━━ Dataset excerpts ━━

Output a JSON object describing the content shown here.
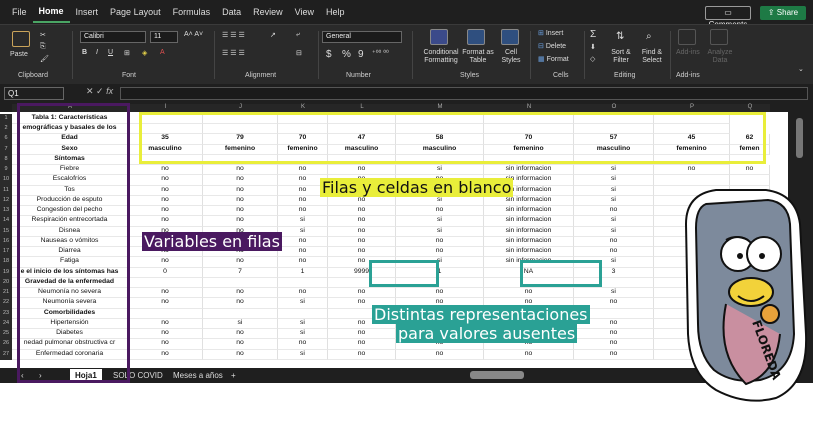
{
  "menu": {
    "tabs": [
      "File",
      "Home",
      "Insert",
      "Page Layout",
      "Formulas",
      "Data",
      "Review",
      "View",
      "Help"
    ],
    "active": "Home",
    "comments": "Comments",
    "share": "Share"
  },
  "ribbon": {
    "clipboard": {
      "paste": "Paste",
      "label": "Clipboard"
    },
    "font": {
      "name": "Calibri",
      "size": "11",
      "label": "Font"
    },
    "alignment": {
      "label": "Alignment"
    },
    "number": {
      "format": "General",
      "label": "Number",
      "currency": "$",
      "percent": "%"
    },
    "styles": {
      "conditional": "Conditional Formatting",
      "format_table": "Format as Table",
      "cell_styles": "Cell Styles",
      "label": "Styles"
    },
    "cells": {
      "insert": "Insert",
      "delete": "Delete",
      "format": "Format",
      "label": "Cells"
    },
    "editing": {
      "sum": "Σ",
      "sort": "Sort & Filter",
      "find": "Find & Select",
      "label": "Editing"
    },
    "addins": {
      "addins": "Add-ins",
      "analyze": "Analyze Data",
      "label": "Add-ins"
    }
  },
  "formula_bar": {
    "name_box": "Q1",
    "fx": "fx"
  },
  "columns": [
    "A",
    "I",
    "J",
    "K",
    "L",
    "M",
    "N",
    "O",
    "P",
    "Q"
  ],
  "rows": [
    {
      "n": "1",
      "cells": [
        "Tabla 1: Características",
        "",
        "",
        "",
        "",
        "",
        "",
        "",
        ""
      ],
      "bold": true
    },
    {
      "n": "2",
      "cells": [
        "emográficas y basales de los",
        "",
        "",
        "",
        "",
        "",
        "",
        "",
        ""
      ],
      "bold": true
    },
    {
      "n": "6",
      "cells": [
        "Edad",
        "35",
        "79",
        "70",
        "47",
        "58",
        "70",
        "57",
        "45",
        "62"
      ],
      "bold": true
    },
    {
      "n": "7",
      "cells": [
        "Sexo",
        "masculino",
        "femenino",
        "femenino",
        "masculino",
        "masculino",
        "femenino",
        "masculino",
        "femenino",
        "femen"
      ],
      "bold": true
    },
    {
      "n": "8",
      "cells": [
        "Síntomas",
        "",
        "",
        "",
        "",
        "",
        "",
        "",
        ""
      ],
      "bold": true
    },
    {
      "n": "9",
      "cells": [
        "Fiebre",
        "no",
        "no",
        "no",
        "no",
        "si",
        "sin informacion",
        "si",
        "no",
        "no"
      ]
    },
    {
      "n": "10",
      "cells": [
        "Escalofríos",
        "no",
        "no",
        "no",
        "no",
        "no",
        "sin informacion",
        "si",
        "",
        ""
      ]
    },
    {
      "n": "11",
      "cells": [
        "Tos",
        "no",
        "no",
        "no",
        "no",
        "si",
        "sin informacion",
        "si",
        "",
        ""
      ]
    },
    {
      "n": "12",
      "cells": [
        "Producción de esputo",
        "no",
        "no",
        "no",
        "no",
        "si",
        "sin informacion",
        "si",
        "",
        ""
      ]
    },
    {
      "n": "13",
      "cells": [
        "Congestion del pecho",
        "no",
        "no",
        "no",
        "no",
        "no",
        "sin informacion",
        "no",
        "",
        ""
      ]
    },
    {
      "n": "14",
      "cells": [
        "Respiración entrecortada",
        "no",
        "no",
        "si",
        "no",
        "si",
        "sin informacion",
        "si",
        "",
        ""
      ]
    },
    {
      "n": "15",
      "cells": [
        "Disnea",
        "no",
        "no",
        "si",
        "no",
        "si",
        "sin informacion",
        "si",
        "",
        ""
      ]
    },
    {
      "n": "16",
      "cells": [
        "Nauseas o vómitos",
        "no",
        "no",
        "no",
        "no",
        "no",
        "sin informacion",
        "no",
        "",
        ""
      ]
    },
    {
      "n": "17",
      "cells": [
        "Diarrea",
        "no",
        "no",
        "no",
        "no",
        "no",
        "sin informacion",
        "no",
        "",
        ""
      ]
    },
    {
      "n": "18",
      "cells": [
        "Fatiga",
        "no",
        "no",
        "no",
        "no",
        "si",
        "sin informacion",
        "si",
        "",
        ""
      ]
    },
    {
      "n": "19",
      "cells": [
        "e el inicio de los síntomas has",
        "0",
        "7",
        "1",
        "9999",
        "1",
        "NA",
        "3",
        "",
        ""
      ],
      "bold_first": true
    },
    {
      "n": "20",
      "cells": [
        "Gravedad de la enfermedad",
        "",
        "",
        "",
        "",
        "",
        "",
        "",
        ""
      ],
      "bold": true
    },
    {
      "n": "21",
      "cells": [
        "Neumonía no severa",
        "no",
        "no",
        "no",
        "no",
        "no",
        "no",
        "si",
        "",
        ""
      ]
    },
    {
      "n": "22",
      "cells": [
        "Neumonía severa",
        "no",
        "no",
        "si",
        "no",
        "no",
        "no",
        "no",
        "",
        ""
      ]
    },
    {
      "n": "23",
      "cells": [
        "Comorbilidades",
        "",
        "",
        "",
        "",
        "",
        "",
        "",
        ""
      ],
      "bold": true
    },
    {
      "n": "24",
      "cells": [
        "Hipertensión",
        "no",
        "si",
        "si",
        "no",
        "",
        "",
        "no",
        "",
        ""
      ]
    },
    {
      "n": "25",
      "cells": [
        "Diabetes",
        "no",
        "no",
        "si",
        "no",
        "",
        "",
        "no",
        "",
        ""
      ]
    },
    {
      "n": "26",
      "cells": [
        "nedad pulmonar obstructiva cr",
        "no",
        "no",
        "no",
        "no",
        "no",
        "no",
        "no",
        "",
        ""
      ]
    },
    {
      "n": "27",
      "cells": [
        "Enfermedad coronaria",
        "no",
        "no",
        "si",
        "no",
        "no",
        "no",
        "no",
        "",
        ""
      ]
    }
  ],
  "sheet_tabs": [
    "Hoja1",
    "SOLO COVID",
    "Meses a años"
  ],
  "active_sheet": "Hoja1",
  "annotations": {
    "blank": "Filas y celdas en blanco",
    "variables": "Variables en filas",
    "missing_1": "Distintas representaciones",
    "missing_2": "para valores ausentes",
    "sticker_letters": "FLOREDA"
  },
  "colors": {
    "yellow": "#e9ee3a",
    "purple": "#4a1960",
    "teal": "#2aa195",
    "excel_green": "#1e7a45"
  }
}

━━━

- **Exercise goal**:
Check the data for the word "Neumonía" and pull out the lines that have it.

- **Problem solution**:
        "Neumonía no severa",
        "Neumonía severa",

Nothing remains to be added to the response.